From the listing below, copy every line with the word "nhiệm".

GIVEN INFORMATION:
· · · ·

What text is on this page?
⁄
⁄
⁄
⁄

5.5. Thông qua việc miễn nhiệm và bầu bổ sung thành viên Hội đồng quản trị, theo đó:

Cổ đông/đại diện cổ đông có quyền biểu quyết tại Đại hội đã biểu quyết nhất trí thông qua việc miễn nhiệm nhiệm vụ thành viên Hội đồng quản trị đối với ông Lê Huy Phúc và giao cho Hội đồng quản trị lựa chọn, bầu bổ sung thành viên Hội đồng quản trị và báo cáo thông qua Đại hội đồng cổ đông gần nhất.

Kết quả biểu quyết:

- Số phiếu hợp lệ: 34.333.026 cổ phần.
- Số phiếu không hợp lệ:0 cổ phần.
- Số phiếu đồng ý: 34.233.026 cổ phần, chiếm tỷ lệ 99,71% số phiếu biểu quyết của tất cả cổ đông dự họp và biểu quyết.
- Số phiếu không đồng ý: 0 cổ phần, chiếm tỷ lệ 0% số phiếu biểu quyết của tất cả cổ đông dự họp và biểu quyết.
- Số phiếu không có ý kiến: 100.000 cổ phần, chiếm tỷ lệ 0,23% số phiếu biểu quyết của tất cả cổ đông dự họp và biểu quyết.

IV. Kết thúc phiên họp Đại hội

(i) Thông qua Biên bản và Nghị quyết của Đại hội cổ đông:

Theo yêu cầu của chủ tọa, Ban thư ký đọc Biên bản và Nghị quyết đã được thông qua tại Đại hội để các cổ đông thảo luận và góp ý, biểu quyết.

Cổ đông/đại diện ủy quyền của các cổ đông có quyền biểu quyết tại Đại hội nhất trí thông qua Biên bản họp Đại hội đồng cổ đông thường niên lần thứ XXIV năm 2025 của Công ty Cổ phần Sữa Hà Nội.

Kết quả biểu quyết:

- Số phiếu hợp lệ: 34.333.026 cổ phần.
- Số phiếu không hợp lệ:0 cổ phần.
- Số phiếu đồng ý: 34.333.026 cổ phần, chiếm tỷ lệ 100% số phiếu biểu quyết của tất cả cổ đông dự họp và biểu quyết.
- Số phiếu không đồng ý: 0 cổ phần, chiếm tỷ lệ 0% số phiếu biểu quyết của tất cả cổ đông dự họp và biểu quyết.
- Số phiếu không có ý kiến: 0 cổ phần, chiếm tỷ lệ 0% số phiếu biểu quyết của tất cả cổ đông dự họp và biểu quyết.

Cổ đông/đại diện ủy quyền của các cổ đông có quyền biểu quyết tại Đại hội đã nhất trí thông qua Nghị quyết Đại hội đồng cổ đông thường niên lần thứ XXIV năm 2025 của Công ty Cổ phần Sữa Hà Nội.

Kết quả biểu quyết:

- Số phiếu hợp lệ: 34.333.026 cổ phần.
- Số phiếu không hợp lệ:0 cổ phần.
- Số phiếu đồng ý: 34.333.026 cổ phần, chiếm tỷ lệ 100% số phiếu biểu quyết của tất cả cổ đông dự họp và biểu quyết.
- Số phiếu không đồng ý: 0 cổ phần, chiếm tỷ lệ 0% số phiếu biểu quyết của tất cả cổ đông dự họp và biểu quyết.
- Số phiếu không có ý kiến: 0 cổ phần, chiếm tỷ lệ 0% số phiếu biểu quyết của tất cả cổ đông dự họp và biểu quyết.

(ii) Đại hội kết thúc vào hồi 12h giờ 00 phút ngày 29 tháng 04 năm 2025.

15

· · · ·

FINAL RESULT:
5.5. Thông qua việc miễn nhiệm và bầu bổ sung thành viên Hội đồng quản trị, theo đó:
Cổ đông/đại diện cổ đông có quyền biểu quyết tại Đại hội đã biểu quyết nhất trí thông qua việc miễn nhiệm nhiệm vụ thành viên Hội đồng quản trị đối với ông Lê Huy Phúc và giao cho Hội đồng quản trị lựa chọn, bầu bổ sung thành viên Hội đồng quản trị và báo cáo thông qua Đại hội đồng cổ đông gần nhất.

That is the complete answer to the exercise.